- [Task description]: Tell how many lines in the data below hold the string "Номер"; give nothing but the number.

[Collected data entries]
○ ○ ○ ○
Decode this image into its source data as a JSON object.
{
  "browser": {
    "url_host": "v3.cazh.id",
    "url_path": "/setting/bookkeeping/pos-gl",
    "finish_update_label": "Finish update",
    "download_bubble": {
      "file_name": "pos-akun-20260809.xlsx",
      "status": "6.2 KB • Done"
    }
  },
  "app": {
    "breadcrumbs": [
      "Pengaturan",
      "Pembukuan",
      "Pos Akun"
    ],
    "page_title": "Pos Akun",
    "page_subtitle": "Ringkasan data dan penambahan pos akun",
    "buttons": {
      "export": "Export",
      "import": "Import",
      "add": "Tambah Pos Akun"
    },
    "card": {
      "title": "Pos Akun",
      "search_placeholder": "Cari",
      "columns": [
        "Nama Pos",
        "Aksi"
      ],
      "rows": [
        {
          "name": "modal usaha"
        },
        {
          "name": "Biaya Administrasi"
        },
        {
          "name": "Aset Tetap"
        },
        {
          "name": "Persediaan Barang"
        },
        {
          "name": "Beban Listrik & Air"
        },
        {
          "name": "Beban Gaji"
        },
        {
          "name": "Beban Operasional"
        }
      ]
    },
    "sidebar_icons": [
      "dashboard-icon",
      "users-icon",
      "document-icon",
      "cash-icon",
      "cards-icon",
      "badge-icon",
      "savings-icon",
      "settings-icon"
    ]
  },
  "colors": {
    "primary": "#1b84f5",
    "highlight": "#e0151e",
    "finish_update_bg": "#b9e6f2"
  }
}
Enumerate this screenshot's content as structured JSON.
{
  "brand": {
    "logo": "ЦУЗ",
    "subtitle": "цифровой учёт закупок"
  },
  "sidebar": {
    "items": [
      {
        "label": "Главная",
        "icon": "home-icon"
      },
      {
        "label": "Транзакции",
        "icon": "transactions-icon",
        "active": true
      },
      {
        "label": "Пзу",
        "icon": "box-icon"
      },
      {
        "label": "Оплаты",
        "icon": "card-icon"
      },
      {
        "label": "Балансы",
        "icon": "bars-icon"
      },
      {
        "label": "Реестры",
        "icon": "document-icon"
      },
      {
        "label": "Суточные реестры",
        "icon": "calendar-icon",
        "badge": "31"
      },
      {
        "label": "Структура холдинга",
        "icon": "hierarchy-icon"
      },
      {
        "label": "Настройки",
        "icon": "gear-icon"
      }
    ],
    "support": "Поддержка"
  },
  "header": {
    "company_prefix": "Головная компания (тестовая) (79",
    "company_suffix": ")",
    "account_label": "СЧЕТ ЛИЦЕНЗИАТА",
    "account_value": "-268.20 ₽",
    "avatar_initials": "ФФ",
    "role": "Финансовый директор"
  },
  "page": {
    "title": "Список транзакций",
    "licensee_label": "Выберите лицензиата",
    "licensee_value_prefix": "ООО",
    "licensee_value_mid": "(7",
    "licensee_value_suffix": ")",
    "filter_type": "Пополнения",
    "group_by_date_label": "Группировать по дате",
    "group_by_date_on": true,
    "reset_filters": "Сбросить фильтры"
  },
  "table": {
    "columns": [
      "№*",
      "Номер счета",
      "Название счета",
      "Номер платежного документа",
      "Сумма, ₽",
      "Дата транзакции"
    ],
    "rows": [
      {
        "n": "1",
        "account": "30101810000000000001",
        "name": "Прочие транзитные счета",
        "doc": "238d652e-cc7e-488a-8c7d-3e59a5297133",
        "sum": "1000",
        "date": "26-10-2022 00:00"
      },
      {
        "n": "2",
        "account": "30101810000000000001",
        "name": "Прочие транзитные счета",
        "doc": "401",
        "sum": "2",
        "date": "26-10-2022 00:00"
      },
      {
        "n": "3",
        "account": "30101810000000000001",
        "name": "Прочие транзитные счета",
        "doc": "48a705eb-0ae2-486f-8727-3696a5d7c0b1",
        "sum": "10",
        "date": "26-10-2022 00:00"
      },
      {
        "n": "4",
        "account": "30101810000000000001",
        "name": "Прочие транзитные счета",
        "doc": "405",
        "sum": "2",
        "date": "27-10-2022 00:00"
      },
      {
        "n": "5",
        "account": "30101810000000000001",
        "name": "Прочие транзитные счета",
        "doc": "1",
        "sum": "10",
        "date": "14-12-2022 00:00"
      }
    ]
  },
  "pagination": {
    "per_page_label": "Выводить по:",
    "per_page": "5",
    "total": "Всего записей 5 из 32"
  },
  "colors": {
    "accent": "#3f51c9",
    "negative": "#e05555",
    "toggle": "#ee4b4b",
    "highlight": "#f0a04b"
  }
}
○ ○ ○ ○
- [Expected output]: 2